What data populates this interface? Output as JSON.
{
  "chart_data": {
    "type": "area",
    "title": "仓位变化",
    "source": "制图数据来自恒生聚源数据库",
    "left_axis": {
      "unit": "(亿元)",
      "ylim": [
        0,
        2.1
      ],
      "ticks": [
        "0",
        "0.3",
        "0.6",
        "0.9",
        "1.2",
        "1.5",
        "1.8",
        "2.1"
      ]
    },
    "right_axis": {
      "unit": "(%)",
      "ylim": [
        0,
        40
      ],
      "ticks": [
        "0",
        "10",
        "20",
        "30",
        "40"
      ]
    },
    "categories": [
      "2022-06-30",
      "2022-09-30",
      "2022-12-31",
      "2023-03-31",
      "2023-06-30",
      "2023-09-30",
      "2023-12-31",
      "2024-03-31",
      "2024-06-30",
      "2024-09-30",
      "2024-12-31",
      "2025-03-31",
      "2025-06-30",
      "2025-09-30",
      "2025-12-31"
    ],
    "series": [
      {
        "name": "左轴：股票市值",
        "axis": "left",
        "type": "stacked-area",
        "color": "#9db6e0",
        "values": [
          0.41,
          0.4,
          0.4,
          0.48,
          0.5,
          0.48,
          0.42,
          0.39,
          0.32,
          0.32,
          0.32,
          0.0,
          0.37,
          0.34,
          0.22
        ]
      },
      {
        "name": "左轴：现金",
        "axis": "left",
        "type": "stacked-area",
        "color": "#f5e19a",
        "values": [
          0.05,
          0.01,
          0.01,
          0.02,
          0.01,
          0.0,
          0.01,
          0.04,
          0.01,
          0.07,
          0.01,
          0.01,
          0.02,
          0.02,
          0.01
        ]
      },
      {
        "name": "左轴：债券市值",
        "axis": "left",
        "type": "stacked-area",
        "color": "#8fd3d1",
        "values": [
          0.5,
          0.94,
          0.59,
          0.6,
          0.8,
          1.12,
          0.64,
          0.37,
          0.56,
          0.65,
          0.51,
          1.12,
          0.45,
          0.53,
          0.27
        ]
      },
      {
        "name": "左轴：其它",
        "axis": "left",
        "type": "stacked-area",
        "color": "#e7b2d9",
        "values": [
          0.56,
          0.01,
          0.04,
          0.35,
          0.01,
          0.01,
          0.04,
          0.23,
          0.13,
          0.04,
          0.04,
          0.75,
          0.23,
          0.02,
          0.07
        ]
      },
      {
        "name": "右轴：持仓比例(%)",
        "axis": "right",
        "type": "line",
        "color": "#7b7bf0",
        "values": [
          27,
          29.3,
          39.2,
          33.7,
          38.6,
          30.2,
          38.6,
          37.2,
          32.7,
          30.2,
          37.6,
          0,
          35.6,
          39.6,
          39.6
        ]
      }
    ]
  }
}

=== YOUR OBJECTIVE ===
Reproduce the records above exactly as they appear.

=== SOLUTION TO THIS EXERCISE ===
What data populates this interface? Output as JSON.
{
  "chart_data": {
    "type": "area",
    "title": "仓位变化",
    "source": "制图数据来自恒生聚源数据库",
    "left_axis": {
      "unit": "(亿元)",
      "ylim": [
        0,
        2.1
      ],
      "ticks": [
        "0",
        "0.3",
        "0.6",
        "0.9",
        "1.2",
        "1.5",
        "1.8",
        "2.1"
      ]
    },
    "right_axis": {
      "unit": "(%)",
      "ylim": [
        0,
        40
      ],
      "ticks": [
        "0",
        "10",
        "20",
        "30",
        "40"
      ]
    },
    "categories": [
      "2022-06-30",
      "2022-09-30",
      "2022-12-31",
      "2023-03-31",
      "2023-06-30",
      "2023-09-30",
      "2023-12-31",
      "2024-03-31",
      "2024-06-30",
      "2024-09-30",
      "2024-12-31",
      "2025-03-31",
      "2025-06-30",
      "2025-09-30",
      "2025-12-31"
    ],
    "series": [
      {
        "name": "左轴：股票市值",
        "axis": "left",
        "type": "stacked-area",
        "color": "#9db6e0",
        "values": [
          0.41,
          0.4,
          0.4,
          0.48,
          0.5,
          0.48,
          0.42,
          0.39,
          0.32,
          0.32,
          0.32,
          0.0,
          0.37,
          0.34,
          0.22
        ]
      },
      {
        "name": "左轴：现金",
        "axis": "left",
        "type": "stacked-area",
        "color": "#f5e19a",
        "values": [
          0.05,
          0.01,
          0.01,
          0.02,
          0.01,
          0.0,
          0.01,
          0.04,
          0.01,
          0.07,
          0.01,
          0.01,
          0.02,
          0.02,
          0.01
        ]
      },
      {
        "name": "左轴：债券市值",
        "axis": "left",
        "type": "stacked-area",
        "color": "#8fd3d1",
        "values": [
          0.5,
          0.94,
          0.59,
          0.6,
          0.8,
          1.12,
          0.64,
          0.37,
          0.56,
          0.65,
          0.51,
          1.12,
          0.45,
          0.53,
          0.27
        ]
      },
      {
        "name": "左轴：其它",
        "axis": "left",
        "type": "stacked-area",
        "color": "#e7b2d9",
        "values": [
          0.56,
          0.01,
          0.04,
          0.35,
          0.01,
          0.01,
          0.04,
          0.23,
          0.13,
          0.04,
          0.04,
          0.75,
          0.23,
          0.02,
          0.07
        ]
      },
      {
        "name": "右轴：持仓比例(%)",
        "axis": "right",
        "type": "line",
        "color": "#7b7bf0",
        "values": [
          27,
          29.3,
          39.2,
          33.7,
          38.6,
          30.2,
          38.6,
          37.2,
          32.7,
          30.2,
          37.6,
          0,
          35.6,
          39.6,
          39.6
        ]
      }
    ]
  }
}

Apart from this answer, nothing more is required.